■ **LISTA DE TAREFAS**:
**A)** Repete, palavra por palavra, o trecho da notícia sobre o pedido de ajuda financeira à CE que vai de "O primeiro –" até "República, Cavaco Silva.", inclusive.
**B)** Continua a notícia sobre o pedido de ajuda financeira à CE a partir da última frase apresentada.

Depois de tantas vezes recusar a ideia de solicitar auxílio, primeiro – ministro informa que já fez o pedido à CE. Antes de Sócrates, já Teixeira dos Santos abria porta ao resgate externo.
O primeiro – ministro demissionário “lutou todos os dias para que isso não acontecesse”, mas ontem à noite José Sócrates anunciou que o Governo decidiu pedir ajuda financeira a Comissão Europeia (CE). Para fazer face às dificuldades de financiamento e porque, “acima de tudo, está o interesse do País”.
Trinta e oito minutos depois da hora marcada, e após ter reunido de urgência o Conselho de Ministros, o chefe do Governo disse a Portugal que “ a situação tenderá a agravar-se ainda mais se nada for feito”, acrescentando que o pedido de assistência financeira à CE foi previamente comunicado ao Presidente da República, Cavaco Silva.

Lamentando que “a situação se tenha tornado inevitável”, José Sócrates aproveitou a declaração em S. Bento para afirmar que “a rejeição do Programa de Estabilidade e Crescimento agravou de forma dramática a situação financeira do País”. Foi o sinal mais errado que o País podia ter dado aos mercados financeiros”, acrescentou.

■ **Entradas do conjunto de dados**:
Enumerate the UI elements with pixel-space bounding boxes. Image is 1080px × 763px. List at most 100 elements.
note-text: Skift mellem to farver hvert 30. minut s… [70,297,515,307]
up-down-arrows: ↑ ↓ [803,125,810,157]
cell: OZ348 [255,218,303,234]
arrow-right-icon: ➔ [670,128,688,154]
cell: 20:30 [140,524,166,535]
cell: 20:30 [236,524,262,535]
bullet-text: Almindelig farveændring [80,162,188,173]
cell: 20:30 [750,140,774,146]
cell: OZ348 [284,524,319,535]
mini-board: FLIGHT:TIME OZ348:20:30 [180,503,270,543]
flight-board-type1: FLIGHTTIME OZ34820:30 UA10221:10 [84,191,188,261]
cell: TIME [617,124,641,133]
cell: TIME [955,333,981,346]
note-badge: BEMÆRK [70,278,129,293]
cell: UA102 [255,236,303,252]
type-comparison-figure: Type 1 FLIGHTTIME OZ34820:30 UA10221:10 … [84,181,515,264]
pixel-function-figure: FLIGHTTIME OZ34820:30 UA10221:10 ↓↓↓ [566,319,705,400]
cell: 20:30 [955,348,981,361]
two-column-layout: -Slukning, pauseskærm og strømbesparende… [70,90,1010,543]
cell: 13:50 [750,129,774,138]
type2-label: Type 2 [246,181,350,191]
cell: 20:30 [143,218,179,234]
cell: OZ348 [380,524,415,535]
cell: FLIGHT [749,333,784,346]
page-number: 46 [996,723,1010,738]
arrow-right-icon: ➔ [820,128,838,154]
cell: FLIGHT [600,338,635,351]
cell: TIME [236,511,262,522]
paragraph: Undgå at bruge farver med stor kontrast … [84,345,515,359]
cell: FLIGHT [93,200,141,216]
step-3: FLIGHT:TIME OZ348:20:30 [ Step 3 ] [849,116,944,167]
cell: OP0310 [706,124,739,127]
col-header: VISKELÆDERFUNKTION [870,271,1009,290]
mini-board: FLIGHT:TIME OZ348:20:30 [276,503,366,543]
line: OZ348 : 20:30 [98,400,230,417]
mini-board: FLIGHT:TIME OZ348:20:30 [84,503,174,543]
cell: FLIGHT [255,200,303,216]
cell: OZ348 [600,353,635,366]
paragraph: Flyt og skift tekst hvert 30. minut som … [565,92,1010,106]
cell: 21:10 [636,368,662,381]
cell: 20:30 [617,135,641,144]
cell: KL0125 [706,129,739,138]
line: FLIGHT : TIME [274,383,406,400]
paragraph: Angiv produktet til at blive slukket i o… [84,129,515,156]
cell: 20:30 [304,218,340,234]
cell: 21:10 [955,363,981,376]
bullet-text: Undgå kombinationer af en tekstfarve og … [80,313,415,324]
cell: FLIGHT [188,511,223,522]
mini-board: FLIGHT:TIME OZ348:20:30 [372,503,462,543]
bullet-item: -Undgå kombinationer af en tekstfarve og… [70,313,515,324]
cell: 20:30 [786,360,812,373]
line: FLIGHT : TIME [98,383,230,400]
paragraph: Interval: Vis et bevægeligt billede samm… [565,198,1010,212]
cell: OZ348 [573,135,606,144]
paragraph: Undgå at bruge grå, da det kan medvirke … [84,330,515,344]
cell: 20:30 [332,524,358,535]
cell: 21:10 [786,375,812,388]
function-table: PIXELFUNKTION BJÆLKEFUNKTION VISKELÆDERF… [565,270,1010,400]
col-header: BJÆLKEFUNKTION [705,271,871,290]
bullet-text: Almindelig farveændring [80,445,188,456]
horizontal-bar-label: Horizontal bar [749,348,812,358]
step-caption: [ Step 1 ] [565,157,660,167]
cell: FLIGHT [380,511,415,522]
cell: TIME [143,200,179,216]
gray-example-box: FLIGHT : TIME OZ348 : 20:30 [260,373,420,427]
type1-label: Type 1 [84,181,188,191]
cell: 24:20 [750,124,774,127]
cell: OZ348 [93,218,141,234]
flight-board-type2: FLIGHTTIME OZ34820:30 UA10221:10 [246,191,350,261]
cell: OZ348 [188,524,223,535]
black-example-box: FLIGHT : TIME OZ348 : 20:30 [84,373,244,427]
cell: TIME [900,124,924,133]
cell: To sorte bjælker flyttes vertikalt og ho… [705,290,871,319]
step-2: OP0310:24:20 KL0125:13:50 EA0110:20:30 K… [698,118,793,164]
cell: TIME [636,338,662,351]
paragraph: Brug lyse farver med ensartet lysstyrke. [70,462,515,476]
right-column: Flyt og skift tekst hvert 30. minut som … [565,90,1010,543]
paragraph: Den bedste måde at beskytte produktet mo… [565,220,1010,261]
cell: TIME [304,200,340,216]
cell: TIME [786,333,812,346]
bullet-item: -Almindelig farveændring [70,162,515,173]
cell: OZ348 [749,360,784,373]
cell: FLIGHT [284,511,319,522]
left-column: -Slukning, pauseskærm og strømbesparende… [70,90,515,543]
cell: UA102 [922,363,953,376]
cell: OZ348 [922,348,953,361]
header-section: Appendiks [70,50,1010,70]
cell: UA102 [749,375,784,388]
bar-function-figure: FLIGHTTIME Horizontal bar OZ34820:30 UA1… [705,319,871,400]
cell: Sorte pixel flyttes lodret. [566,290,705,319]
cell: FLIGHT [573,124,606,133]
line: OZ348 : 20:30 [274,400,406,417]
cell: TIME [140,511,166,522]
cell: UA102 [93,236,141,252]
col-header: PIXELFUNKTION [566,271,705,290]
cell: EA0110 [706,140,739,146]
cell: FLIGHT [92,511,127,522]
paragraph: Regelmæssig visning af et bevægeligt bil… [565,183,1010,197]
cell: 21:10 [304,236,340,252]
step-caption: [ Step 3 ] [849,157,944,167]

■ **RESPOSTAS POR TAREFA**:
**A)**
O primeiro – ministro demissionário “lutou todos os dias para que isso não acontecesse”, mas ontem à noite José Sócrates anunciou que o Governo decidiu pedir ajuda financeira a Comissão Europeia (CE). Para fazer face às dificuldades de financiamento e porque, “acima de tudo, está o interesse do País”.
Trinta e oito minutos depois da hora marcada, e após ter reunido de urgência o Conselho de Ministros, o chefe do Governo disse a Portugal que “ a situação tenderá a agravar-se ainda mais se nada for feito”, acrescentando que o pedido de assistência financeira à CE foi previamente comunicado ao Presidente da República, Cavaco Silva.

**B)**
Hora antes da comunicação, o ministro das Finanças, Teixeira dos Santos, em entrevista por escrito ao Jornal Negócios, admitiu ser “necessário recorrer aos mecanismos de financiamento disponíveis do quadro europeu”. Depois de tantas recusas, e sem saída, “chegou o momento”, diz o Governo.
Todos de acordo
Presidente da CE, Durão Barroso, garante que pedido “será tratado de forma mais expedida possível”.
Comissário europeu dos Assuntos Económicos, Olli Rehn, diz ser “uma decisão responsável”, a bem da estabilidade económica de Portugal e da Europa;
Pedro Passos Coelho diz que “o PSD não deixará de apoiar esse pedido”.